— START OF Dataset excerpts —

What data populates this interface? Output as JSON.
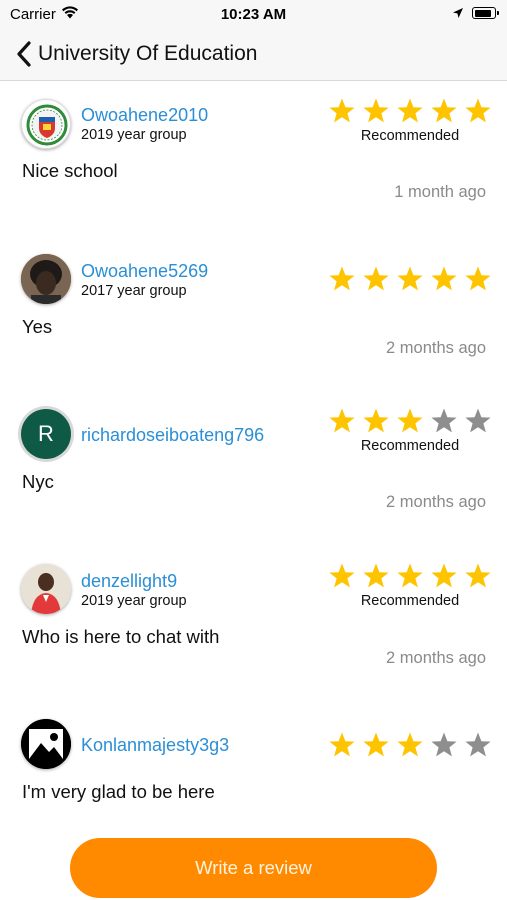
{
  "status_bar": {
    "carrier": "Carrier",
    "time": "10:23 AM",
    "battery_level": 0.9
  },
  "nav": {
    "back_icon": "chevron-left-icon",
    "title": "University Of Education"
  },
  "colors": {
    "accent": "#ff8a00",
    "username": "#2a8fd6",
    "star_filled": "#ffc400",
    "star_empty": "#8e8e8e",
    "timestamp": "#8a8a8a"
  },
  "reviews": [
    {
      "username": "Owoahene2010",
      "group": "2019 year group",
      "rating": 5,
      "recommended": "Recommended",
      "text": "Nice school",
      "ago": "1 month ago",
      "avatar": "school-crest-avatar"
    },
    {
      "username": "Owoahene5269",
      "group": "2017 year group",
      "rating": 5,
      "recommended": "",
      "text": "Yes",
      "ago": "2 months ago",
      "avatar": "photo-avatar"
    },
    {
      "username": "richardoseiboateng796",
      "group": "",
      "rating": 3,
      "recommended": "Recommended",
      "text": "Nyc",
      "ago": "2 months ago",
      "avatar": "letter-avatar",
      "avatar_letter": "R"
    },
    {
      "username": "denzellight9",
      "group": "2019 year group",
      "rating": 5,
      "recommended": "Recommended",
      "text": "Who is here to chat with",
      "ago": "2 months ago",
      "avatar": "photo-avatar"
    },
    {
      "username": "Konlanmajesty3g3",
      "group": "",
      "rating": 3,
      "recommended": "",
      "text": "I'm very glad to be here",
      "ago": "",
      "avatar": "placeholder-image-avatar"
    }
  ],
  "write_review_button": "Write a review"
}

— END OF Dataset excerpts —

The task: Above are the entries; count how many of their lines contain the word "school" and give only that number.

Complete output: 2